» **Instruction**: Find and copy lines holding "Vehicles".
--- start Record extracts ---
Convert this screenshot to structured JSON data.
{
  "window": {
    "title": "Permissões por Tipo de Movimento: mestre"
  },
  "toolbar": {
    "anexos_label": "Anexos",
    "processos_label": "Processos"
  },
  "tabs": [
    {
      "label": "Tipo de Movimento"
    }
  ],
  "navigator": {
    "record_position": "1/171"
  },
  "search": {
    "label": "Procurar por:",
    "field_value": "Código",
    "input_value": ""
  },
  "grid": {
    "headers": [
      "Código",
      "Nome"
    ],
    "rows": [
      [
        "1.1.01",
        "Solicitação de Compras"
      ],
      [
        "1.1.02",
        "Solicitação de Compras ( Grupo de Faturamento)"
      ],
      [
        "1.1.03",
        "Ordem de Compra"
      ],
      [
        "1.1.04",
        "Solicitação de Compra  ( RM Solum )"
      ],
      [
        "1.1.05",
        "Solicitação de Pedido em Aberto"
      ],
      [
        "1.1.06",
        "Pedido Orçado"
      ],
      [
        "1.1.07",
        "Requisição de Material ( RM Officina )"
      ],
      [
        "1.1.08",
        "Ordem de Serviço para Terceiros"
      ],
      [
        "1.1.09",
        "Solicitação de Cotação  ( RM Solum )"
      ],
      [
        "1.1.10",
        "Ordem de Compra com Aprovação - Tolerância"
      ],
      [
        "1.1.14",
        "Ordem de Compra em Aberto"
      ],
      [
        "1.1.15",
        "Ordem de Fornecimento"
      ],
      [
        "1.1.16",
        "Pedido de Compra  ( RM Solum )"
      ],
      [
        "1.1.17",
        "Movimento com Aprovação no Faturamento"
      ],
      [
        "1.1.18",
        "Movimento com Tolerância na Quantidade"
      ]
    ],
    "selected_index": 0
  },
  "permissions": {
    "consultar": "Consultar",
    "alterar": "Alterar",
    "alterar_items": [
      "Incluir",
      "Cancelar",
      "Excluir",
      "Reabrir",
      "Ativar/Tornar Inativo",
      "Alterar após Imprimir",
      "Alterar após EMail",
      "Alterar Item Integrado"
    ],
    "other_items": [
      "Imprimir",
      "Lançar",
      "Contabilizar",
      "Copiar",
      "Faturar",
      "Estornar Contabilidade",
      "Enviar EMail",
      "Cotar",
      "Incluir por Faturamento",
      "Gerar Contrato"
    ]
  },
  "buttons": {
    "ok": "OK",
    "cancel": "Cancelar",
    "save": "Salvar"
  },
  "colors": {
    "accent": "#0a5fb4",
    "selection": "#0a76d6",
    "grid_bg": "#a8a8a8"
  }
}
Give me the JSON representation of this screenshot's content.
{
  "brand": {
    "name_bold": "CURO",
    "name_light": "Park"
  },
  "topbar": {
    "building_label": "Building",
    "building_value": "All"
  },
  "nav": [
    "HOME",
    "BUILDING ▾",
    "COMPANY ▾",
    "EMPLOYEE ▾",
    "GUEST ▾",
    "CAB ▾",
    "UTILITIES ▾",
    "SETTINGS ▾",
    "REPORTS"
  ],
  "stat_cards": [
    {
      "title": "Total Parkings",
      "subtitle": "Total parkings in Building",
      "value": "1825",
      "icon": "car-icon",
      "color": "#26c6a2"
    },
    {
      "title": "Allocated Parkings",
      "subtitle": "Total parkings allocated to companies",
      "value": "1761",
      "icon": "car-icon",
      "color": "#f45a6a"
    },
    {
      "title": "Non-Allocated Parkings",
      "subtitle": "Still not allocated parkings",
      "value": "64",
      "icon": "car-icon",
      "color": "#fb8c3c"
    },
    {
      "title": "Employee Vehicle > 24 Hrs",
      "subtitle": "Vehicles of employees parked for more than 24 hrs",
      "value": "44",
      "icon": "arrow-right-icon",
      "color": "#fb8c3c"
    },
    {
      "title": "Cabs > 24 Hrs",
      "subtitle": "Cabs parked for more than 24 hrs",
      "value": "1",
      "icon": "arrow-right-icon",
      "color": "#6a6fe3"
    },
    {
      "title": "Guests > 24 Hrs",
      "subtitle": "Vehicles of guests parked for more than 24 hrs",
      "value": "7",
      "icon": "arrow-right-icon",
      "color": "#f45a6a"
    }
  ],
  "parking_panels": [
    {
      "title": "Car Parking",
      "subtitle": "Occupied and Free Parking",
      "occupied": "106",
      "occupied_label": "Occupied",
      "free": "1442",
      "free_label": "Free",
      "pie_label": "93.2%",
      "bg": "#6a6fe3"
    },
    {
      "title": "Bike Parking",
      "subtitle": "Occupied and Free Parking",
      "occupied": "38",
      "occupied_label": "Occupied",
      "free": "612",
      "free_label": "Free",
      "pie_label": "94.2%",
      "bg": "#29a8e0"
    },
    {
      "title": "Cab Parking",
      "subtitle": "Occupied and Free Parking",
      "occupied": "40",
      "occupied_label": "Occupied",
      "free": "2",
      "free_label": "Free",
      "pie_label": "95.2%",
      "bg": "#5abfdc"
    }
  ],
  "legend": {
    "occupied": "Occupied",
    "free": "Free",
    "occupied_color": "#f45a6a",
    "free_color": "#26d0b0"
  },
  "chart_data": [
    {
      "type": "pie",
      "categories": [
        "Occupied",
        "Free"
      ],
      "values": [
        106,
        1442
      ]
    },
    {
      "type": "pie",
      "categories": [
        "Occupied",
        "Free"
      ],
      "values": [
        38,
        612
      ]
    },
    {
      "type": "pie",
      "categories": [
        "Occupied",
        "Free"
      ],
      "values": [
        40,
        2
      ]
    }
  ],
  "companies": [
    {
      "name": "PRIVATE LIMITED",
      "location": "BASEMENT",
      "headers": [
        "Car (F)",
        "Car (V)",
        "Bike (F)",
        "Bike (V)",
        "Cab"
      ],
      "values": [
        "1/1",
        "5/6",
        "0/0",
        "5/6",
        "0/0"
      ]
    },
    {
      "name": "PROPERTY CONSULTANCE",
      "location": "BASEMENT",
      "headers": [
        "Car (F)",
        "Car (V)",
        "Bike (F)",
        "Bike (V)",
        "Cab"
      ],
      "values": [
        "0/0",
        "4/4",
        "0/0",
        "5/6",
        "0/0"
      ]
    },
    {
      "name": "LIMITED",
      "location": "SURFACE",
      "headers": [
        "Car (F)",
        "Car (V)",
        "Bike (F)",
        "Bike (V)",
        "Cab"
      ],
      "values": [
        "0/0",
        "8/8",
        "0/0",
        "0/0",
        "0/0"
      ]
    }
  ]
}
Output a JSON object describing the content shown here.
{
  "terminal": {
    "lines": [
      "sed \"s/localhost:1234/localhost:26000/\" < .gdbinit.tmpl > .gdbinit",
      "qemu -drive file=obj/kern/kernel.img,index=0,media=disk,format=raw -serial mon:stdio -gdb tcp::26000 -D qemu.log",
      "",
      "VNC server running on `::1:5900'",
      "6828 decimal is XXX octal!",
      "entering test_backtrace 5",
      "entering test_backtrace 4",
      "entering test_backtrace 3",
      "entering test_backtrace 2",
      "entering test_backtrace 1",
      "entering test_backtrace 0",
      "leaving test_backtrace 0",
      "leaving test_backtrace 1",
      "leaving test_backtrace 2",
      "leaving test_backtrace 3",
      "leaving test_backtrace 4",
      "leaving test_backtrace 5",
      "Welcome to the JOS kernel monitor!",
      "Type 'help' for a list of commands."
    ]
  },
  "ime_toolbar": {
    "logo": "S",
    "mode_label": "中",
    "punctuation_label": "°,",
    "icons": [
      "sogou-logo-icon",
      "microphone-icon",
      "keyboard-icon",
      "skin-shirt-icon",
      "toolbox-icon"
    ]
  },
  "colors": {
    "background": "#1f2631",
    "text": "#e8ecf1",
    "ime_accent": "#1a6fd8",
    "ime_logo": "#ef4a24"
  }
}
--- end Record extracts ---
» **Response for this exercise**:
      "subtitle": "Vehicles of employees parked for more than 24 hrs",
      "subtitle": "Vehicles of guests parked for more than 24 hrs",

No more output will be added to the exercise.